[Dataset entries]
============
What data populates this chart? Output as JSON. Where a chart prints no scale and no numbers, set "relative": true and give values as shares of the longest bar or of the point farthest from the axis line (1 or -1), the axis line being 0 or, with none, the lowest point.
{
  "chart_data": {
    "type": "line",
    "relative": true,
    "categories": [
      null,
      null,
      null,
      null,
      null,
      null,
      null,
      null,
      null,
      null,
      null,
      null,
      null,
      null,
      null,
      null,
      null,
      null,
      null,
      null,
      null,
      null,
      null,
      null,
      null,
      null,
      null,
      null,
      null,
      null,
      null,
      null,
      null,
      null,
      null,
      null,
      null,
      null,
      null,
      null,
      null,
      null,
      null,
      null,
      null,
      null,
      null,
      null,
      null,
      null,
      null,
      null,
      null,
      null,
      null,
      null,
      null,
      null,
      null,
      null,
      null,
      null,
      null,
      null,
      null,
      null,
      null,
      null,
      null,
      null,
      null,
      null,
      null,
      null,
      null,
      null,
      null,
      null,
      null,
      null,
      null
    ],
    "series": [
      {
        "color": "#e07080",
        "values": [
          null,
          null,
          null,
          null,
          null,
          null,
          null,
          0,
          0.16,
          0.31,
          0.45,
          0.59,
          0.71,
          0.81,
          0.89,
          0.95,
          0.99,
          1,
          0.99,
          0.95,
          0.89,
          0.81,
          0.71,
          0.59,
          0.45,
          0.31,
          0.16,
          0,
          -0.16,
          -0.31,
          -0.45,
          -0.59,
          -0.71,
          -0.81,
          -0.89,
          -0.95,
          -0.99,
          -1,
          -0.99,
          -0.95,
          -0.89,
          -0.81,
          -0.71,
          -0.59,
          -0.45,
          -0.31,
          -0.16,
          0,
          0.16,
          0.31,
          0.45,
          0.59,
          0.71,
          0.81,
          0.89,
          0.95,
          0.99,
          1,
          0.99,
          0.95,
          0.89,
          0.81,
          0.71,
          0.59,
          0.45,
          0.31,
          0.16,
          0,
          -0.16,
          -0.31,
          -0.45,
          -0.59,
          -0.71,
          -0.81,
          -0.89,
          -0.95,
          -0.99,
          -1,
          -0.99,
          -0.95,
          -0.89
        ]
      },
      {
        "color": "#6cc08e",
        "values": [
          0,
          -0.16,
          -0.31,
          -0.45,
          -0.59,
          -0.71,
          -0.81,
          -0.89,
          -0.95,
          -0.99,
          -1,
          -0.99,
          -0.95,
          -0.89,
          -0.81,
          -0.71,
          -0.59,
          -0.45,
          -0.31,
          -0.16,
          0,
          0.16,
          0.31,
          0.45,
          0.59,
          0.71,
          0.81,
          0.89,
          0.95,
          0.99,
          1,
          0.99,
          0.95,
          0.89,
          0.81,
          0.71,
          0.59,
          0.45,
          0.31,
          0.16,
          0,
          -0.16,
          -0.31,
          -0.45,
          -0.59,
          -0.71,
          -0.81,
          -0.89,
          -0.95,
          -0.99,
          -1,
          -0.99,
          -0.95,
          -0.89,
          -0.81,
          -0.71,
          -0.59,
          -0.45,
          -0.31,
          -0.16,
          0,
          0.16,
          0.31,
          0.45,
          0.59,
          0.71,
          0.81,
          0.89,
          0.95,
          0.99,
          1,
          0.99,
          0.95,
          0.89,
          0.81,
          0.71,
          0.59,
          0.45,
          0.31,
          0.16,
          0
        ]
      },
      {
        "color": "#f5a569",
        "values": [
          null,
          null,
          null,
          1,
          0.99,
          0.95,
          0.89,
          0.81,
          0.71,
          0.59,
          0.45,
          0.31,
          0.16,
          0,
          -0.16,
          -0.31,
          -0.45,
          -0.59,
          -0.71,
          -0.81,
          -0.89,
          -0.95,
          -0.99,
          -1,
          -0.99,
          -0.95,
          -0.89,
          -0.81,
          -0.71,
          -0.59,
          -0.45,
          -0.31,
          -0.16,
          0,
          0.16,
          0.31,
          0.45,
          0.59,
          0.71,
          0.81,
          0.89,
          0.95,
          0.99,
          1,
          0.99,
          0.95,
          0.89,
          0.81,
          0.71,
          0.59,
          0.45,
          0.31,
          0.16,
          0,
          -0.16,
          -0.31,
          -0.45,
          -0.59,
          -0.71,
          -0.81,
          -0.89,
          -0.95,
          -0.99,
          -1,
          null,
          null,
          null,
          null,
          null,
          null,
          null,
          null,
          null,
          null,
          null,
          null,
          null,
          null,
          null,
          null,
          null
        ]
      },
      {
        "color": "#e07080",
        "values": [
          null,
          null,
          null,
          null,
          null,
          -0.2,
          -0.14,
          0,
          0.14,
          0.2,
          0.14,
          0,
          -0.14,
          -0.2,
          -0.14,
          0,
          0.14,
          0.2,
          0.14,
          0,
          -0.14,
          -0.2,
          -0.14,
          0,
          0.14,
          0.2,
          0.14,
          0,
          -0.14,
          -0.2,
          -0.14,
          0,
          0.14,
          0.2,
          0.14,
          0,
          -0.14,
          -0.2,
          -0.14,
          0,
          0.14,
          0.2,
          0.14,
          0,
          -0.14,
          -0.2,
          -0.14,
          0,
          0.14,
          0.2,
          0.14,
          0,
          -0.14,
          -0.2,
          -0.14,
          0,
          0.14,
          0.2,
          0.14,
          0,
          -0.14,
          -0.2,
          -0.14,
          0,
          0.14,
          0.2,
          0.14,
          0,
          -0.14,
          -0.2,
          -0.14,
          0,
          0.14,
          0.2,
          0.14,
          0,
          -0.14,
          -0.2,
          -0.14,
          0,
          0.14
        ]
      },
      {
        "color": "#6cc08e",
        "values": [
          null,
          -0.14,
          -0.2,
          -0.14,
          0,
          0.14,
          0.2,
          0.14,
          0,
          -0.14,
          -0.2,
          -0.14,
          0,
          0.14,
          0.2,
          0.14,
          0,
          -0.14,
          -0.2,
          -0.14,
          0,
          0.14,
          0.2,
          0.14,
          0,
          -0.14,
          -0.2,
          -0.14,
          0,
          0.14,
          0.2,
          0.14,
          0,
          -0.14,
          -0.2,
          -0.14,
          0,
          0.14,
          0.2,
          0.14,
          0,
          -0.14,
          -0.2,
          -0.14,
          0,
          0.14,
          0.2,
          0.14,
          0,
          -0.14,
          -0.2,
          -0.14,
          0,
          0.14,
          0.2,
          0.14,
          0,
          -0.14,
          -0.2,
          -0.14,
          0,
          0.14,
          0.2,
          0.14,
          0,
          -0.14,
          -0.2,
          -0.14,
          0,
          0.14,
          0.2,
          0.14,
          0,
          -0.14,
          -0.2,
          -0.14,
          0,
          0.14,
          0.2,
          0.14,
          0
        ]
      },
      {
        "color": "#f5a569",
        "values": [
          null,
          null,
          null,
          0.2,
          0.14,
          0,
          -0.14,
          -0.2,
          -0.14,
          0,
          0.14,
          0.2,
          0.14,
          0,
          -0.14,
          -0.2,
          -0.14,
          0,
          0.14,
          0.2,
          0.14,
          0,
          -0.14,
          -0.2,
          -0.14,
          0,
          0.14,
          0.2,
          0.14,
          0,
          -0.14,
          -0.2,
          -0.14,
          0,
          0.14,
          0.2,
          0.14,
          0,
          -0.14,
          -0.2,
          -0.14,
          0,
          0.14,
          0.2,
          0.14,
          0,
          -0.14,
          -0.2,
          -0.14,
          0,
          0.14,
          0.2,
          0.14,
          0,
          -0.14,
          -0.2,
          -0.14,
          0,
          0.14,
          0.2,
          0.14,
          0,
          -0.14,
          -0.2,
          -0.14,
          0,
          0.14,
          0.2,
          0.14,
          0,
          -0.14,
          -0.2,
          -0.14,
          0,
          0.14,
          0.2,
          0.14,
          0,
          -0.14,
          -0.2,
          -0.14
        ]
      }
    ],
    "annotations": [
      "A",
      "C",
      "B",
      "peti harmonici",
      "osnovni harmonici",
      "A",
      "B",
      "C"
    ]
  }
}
============
→ **What you need to do**
Show every line where the string "true" appears.

→ **Response to this task**
What data populates this chart? Output as JSON. Where a chart prints no scale and no numbers, set "relative": true and give values as shares of the longest bar or of the point farthest from the axis line (1 or -1), the axis line being 0 or, with none, the lowest point.
    "relative": true,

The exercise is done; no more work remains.